(PASSAGE)
----

- Womack Water Mill, September 2008
- Interactive map of Womack Water Windpump

Origin
- Mill name: Womack Water Mill
- Mill location: Ludham, Norfolk, United Kingdom
- Grid reference: TG 3999 1750
- Coordinates: 52°42′07″N 1°33′01″E﻿ / ﻿52.70194°N 1.55028°E

Information
- Purpose: Drainage mill
- Type: Tower mill
- Storeys: Three storeys
- No. of sails: Four
- Windshaft: Wood
- Winding: Tailpole
- Type of pump: Scoopwheel

= Womack Water Windpump =

Windmill in Ludham, Norfolk, England

Womack Water Windpump is a tower mill at Ludham, Norfolk, United Kingdom. It is derelict, retaining some machinery.

----

(AIM OF THE EXERCISE) Extend the text on Womack Water Windpump, starting after its last sentence. The lines after the text on Womack Water Windpump are separate material.

----

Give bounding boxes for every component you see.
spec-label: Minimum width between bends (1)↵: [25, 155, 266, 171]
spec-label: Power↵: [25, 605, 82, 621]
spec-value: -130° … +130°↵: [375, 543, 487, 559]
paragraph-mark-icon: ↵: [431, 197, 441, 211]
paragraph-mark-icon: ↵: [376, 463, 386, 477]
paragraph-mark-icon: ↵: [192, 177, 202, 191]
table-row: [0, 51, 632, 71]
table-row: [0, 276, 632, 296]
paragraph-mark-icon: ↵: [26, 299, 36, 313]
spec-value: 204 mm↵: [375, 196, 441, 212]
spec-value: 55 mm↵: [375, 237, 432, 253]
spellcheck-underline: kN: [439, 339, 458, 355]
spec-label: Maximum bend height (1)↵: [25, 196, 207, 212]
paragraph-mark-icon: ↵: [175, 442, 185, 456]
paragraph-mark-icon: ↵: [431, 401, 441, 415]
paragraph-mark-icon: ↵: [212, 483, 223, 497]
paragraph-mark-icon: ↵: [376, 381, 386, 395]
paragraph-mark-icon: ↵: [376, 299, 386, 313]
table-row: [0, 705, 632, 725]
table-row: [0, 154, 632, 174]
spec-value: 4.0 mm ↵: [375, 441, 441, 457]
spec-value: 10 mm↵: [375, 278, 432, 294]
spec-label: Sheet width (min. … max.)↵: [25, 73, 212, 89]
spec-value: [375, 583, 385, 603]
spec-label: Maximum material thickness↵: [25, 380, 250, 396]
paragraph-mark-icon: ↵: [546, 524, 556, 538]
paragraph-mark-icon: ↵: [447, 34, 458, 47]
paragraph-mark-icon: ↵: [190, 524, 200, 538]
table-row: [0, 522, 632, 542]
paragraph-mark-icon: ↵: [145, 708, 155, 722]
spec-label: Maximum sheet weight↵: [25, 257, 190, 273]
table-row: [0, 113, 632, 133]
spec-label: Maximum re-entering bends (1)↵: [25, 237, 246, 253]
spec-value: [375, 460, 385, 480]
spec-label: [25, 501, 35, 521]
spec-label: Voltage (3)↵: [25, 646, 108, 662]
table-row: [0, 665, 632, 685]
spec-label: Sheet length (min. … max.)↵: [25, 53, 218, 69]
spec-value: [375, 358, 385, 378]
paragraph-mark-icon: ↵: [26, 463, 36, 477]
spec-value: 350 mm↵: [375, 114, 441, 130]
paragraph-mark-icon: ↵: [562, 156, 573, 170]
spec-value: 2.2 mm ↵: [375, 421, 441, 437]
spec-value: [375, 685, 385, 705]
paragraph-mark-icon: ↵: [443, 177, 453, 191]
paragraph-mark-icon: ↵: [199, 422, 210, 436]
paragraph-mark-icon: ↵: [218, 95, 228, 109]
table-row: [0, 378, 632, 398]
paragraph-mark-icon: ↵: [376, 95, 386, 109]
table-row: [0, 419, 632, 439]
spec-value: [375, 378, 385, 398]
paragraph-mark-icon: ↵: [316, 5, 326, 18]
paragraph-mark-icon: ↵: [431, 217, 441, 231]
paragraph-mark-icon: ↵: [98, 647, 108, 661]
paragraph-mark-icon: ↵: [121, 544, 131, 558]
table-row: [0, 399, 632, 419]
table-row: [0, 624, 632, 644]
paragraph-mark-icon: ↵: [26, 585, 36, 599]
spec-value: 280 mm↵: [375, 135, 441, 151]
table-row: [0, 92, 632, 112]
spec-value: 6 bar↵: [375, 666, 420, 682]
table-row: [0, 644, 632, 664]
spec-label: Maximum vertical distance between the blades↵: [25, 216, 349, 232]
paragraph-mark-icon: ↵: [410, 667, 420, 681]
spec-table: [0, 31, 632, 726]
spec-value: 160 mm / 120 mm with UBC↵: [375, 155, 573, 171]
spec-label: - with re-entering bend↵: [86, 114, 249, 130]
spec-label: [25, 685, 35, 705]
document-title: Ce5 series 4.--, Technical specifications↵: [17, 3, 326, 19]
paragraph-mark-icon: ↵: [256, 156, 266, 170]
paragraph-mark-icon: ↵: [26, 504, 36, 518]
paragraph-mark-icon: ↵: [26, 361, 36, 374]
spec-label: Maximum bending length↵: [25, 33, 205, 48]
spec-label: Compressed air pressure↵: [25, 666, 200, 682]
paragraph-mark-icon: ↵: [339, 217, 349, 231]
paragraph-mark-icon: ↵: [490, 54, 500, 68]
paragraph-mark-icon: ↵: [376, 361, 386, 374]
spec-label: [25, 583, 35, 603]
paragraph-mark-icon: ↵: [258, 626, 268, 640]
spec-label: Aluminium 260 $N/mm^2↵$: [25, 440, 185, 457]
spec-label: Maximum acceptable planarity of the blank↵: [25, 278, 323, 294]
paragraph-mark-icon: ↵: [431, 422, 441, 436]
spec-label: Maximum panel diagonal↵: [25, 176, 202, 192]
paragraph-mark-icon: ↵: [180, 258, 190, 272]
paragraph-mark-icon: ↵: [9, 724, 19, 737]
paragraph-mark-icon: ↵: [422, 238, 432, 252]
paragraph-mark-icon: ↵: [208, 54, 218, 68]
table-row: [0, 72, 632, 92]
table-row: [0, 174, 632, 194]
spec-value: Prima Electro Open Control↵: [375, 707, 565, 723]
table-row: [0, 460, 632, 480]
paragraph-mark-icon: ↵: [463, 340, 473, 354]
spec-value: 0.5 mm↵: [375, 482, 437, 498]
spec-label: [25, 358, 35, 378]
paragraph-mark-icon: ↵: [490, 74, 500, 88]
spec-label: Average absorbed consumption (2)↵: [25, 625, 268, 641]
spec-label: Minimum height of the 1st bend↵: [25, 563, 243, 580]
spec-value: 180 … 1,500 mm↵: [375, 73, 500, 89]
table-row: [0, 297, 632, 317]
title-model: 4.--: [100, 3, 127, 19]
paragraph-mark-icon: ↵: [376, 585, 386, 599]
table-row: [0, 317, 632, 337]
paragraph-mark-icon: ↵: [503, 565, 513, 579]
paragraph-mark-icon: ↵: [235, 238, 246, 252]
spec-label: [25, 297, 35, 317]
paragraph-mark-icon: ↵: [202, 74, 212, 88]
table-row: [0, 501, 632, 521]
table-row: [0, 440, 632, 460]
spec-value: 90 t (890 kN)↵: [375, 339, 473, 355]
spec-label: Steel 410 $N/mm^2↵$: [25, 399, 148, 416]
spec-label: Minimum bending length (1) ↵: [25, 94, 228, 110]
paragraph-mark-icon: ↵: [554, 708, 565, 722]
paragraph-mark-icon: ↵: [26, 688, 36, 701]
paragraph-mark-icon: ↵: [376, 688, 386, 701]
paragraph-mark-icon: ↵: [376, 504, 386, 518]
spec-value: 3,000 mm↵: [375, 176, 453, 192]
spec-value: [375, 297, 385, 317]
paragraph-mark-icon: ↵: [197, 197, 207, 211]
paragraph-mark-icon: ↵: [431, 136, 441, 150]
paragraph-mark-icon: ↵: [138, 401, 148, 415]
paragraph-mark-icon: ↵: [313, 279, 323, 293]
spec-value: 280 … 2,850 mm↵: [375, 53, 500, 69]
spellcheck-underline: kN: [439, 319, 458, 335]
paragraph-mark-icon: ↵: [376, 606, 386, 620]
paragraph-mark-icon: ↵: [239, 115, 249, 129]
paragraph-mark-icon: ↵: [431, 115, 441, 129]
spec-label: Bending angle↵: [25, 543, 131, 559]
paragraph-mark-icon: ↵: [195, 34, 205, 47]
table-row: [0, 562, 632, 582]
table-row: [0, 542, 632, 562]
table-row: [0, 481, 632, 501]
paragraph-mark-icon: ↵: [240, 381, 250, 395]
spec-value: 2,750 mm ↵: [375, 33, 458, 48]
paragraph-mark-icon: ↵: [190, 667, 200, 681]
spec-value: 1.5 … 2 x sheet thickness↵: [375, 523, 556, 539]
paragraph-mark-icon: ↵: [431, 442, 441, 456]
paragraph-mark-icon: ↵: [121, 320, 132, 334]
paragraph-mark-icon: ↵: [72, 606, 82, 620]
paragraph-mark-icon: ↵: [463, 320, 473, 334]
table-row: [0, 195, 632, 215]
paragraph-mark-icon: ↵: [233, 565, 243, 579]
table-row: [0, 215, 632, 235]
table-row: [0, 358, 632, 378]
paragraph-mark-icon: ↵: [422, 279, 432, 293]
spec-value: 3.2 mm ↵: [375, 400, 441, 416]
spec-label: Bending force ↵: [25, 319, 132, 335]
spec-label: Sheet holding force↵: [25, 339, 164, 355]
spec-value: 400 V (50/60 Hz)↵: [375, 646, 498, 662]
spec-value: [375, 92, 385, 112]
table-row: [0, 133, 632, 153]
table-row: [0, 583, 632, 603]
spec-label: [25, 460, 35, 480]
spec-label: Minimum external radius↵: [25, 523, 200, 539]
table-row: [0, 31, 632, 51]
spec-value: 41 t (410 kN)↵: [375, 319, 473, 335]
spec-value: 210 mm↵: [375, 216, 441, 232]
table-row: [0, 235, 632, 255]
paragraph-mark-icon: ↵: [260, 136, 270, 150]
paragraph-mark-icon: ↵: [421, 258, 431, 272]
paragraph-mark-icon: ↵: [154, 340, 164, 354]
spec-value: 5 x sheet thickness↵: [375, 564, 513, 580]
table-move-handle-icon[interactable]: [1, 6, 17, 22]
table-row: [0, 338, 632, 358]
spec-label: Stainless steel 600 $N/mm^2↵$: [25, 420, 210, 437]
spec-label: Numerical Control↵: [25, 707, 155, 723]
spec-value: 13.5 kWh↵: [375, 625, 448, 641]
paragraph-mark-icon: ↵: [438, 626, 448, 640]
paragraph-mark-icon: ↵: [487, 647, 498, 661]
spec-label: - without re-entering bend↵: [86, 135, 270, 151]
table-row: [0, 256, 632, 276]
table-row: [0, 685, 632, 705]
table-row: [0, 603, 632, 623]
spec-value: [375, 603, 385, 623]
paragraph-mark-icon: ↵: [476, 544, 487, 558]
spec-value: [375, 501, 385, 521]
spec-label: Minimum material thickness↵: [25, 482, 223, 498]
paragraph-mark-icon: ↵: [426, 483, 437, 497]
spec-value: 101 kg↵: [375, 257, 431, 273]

----

(TASK RESPONSE)
==History==
Womack Water Windpum[ was marked on the 1905 Ordnance Survey map, with the annotation "disused". Arthur C. Smith surveyed the mill on 24 September 1971. He described the mill as derelict with some machinery inside. He surveyed the mill again on 23 May 1986, taking detailed measurements.

==Description==
Womack Water Windpump is a three storey tower mill. The tower is about 23 ft tall and 15 ft 10 in outside diameter at the base, with walls 20 in thick. The mill had a wooden windshaft and four sails. Winding was by tailpole. The wooden upright shaft is 13 in diameter. It has a cast iron wallower and crown wheel. The crown wheel is 17+1/4 in diameter. It drove a 4 ft 2 in diameter pit wheel on a 4+1/4 in square cast iron shaft. This drove the scoopwheel.